-------- Data in this exercise --------

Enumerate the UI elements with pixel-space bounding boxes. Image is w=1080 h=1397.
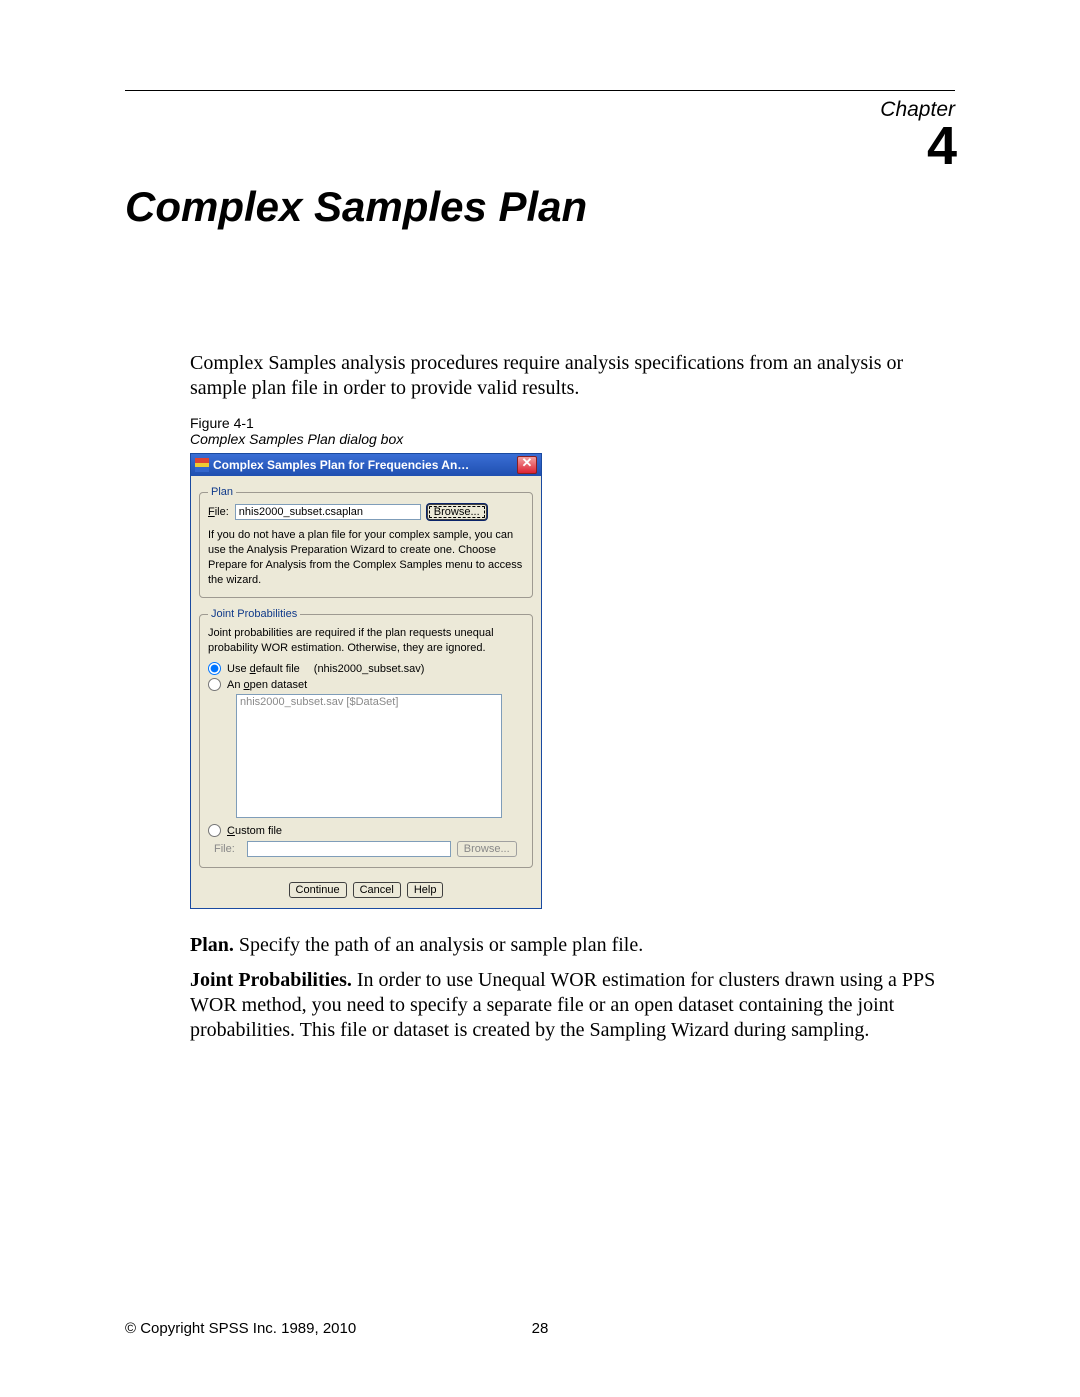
- jp-help-text: Joint probabilities are required if the …: [208, 626, 524, 656]
- chapter-block: Chapter 4: [880, 98, 955, 171]
- spss-icon: [195, 458, 209, 472]
- close-icon[interactable]: ✕: [517, 456, 537, 474]
- plan-file-label: File:: [208, 506, 229, 518]
- plan-para-label: Plan.: [190, 934, 234, 956]
- top-rule: [125, 90, 955, 91]
- radio-use-default-label: Use default file: [227, 663, 300, 675]
- cancel-button[interactable]: Cancel: [353, 882, 401, 898]
- jp-legend: Joint Probabilities: [208, 608, 300, 620]
- plan-group: Plan File: Browse... If you do not have …: [199, 486, 533, 598]
- dialog-titlebar[interactable]: Complex Samples Plan for Frequencies An……: [191, 454, 541, 476]
- chapter-number: 4: [880, 122, 955, 171]
- jp-para-label: Joint Probabilities.: [190, 969, 352, 991]
- list-item: nhis2000_subset.sav [$DataSet]: [240, 696, 498, 708]
- plan-legend: Plan: [208, 486, 236, 498]
- dialog-title: Complex Samples Plan for Frequencies An…: [213, 458, 517, 472]
- copyright: © Copyright SPSS Inc. 1989, 2010: [125, 1320, 356, 1337]
- figure-caption: Complex Samples Plan dialog box: [190, 431, 955, 447]
- dialog-box: Complex Samples Plan for Frequencies An……: [190, 453, 542, 909]
- radio-open-dataset-label: An open dataset: [227, 679, 307, 691]
- plan-browse-button[interactable]: Browse...: [427, 504, 487, 520]
- joint-probabilities-group: Joint Probabilities Joint probabilities …: [199, 608, 533, 868]
- default-filename: (nhis2000_subset.sav): [314, 663, 425, 675]
- radio-open-dataset[interactable]: [208, 678, 221, 691]
- radio-custom-file-label: Custom file: [227, 825, 282, 837]
- page-title: Complex Samples Plan: [125, 183, 955, 231]
- dataset-listbox[interactable]: nhis2000_subset.sav [$DataSet]: [236, 694, 502, 818]
- custom-file-label: File:: [214, 843, 235, 855]
- help-button[interactable]: Help: [407, 882, 444, 898]
- figure-label: Figure 4-1: [190, 415, 955, 431]
- jp-paragraph: Joint Probabilities. In order to use Une…: [190, 968, 955, 1043]
- plan-paragraph: Plan. Specify the path of an analysis or…: [190, 933, 955, 958]
- intro-paragraph: Complex Samples analysis procedures requ…: [190, 351, 955, 401]
- plan-help-text: If you do not have a plan file for your …: [208, 528, 524, 587]
- continue-button[interactable]: Continue: [289, 882, 347, 898]
- radio-use-default[interactable]: [208, 662, 221, 675]
- radio-custom-file[interactable]: [208, 824, 221, 837]
- custom-browse-button: Browse...: [457, 841, 517, 857]
- custom-file-input: [247, 841, 451, 857]
- plan-file-input[interactable]: [235, 504, 421, 520]
- plan-para-text: Specify the path of an analysis or sampl…: [234, 934, 643, 956]
- page-number: 28: [532, 1320, 549, 1337]
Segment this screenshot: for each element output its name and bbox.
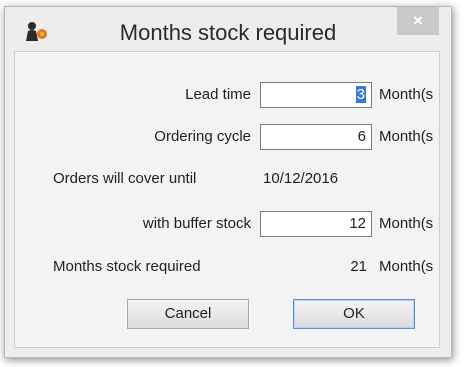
months-required-unit: Month(s: [379, 258, 434, 275]
months-required-label: Months stock required: [53, 258, 201, 275]
cancel-button[interactable]: Cancel: [127, 299, 249, 329]
form-panel: Lead time 3 Month(s Ordering cycle 6 Mon…: [14, 51, 440, 348]
buffer-stock-input[interactable]: 12: [260, 211, 372, 237]
months-stock-dialog: Months stock required × Lead time 3 Mont…: [4, 6, 452, 358]
buffer-stock-value: 12: [349, 215, 366, 232]
dialog-titlebar[interactable]: Months stock required ×: [5, 7, 451, 57]
orders-cover-date: 10/12/2016: [263, 170, 339, 187]
ordering-cycle-input[interactable]: 6: [260, 124, 372, 150]
buffer-stock-unit: Month(s: [379, 215, 434, 232]
close-icon: ×: [413, 11, 423, 30]
lead-time-value: 3: [355, 86, 366, 103]
ordering-cycle-unit: Month(s: [379, 128, 434, 145]
ok-button[interactable]: OK: [293, 299, 415, 329]
lead-time-unit: Month(s: [379, 86, 434, 103]
ordering-cycle-value: 6: [357, 128, 366, 145]
orders-cover-label: Orders will cover until: [53, 170, 197, 187]
lead-time-input[interactable]: 3: [260, 82, 372, 108]
dialog-title: Months stock required: [119, 20, 337, 45]
buffer-stock-label: with buffer stock: [142, 215, 251, 232]
lead-time-label: Lead time: [185, 86, 251, 103]
months-required-value: 21: [350, 258, 367, 275]
close-button[interactable]: ×: [397, 7, 439, 35]
ordering-cycle-label: Ordering cycle: [154, 128, 251, 145]
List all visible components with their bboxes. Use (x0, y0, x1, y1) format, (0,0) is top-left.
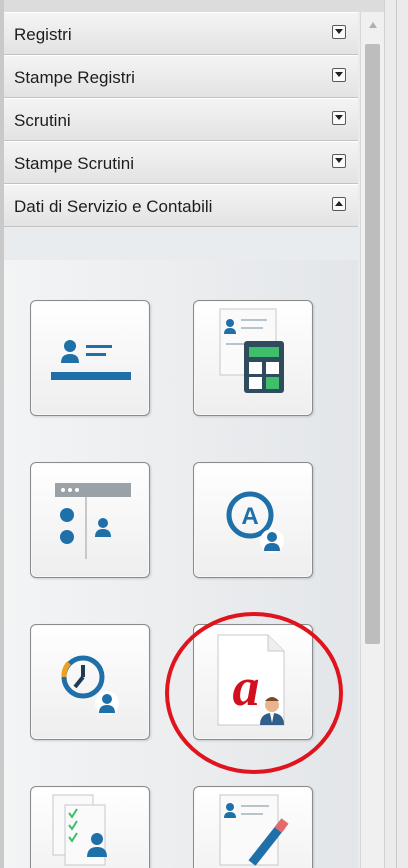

--------

Can you recast the material above as a Markdown table with the columns Number and Text, starting at the line that has "months-required-unit: Month(s: [379, 258, 434, 275]" and stopping after the line that has "ordering-cycle-value: 6: [357, 128, 366, 145]", with blank lines omitted?

| Number | Text |
|---|---|
| 1 | months-required-unit: Month(s: [379, 258, 434, 275] |
| 2 | months-required-label: Months stock required: [53, 258, 201, 275] |
| 3 | cancel-button[interactable]: Cancel: [127, 299, 249, 329] |
| 4 | form-panel: Lead time 3 Month(s Ordering cycle 6 Mon…: [14, 51, 440, 348] |
| 5 | buffer-stock-input[interactable]: 12: [260, 211, 372, 237] |
| 6 | months-stock-dialog: Months stock required × Lead time 3 Mont…: [4, 6, 452, 358] |
| 7 | buffer-stock-value: 12: [349, 215, 366, 232] |
| 8 | dialog-titlebar[interactable]: Months stock required ×: [5, 7, 451, 57] |
| 9 | orders-cover-date: 10/12/2016: [263, 170, 339, 187] |
| 10 | ordering-cycle-input[interactable]: 6: [260, 124, 372, 150] |
| 11 | buffer-stock-unit: Month(s: [379, 215, 434, 232] |
| 12 | close-icon: ×: [413, 11, 423, 30] |
| 13 | lead-time-value: 3: [355, 86, 366, 103] |
| 14 | ordering-cycle-unit: Month(s: [379, 128, 434, 145] |
| 15 | ok-button[interactable]: OK: [293, 299, 415, 329] |
| 16 | lead-time-unit: Month(s: [379, 86, 434, 103] |
| 17 | ordering-cycle-value: 6: [357, 128, 366, 145] |